> _TASK REQUIREMENTS_:
Write out again only the lines running from the one that contains "Read out every word on this page." to the end of the records below, including both the first and the last.

(Collected data entries)
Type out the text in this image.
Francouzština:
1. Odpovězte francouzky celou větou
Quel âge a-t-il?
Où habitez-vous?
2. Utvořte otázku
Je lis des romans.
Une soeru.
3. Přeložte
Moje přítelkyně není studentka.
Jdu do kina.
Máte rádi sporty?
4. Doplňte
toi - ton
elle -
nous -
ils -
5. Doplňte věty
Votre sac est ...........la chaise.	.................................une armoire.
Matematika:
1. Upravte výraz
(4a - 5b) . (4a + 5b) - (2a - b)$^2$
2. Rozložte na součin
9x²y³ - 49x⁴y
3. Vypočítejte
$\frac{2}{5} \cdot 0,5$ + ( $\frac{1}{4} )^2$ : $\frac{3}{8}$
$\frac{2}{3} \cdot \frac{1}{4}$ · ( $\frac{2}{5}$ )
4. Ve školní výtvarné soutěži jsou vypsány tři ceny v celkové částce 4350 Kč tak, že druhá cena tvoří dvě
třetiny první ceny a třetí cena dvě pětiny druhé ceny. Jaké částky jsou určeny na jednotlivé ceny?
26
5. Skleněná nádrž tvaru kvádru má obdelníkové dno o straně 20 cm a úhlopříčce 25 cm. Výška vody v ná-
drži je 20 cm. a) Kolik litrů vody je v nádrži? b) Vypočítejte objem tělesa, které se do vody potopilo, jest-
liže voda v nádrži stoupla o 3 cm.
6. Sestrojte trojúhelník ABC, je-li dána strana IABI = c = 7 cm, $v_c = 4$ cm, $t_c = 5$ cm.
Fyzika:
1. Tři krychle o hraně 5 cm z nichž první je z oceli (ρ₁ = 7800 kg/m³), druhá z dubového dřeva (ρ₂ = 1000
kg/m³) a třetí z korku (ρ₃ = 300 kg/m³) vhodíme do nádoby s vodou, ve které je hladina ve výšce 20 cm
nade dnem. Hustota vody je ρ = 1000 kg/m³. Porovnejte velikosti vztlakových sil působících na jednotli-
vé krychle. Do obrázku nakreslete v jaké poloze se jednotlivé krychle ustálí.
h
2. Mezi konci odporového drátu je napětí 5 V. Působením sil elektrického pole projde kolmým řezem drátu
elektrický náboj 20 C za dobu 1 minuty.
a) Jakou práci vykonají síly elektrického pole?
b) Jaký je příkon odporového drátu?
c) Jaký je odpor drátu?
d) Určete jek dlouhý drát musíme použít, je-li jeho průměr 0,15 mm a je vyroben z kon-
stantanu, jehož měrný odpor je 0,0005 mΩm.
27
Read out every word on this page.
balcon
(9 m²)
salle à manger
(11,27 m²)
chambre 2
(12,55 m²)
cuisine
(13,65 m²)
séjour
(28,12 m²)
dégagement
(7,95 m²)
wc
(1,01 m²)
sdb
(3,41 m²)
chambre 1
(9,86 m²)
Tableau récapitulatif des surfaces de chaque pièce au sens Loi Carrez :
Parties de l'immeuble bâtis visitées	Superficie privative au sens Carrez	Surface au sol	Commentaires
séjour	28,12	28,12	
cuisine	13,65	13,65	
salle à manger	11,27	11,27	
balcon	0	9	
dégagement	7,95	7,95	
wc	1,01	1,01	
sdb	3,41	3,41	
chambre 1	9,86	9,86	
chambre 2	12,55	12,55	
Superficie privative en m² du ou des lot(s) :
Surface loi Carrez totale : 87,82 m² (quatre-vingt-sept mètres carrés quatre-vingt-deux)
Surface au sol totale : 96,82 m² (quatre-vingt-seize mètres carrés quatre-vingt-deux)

> _SOLUTION_:
Read out every word on this page.
balcon
(9 m²)
salle à manger
(11,27 m²)
chambre 2
(12,55 m²)
cuisine
(13,65 m²)
séjour
(28,12 m²)
dégagement
(7,95 m²)
wc
(1,01 m²)
sdb
(3,41 m²)
chambre 1
(9,86 m²)
Tableau récapitulatif des surfaces de chaque pièce au sens Loi Carrez :
Parties de l'immeuble bâtis visitées	Superficie privative au sens Carrez	Surface au sol	Commentaires
séjour	28,12	28,12	
cuisine	13,65	13,65	
salle à manger	11,27	11,27	
balcon	0	9	
dégagement	7,95	7,95	
wc	1,01	1,01	
sdb	3,41	3,41	
chambre 1	9,86	9,86	
chambre 2	12,55	12,55	
Superficie privative en m² du ou des lot(s) :
Surface loi Carrez totale : 87,82 m² (quatre-vingt-sept mètres carrés quatre-vingt-deux)
Surface au sol totale : 96,82 m² (quatre-vingt-seize mètres carrés quatre-vingt-deux)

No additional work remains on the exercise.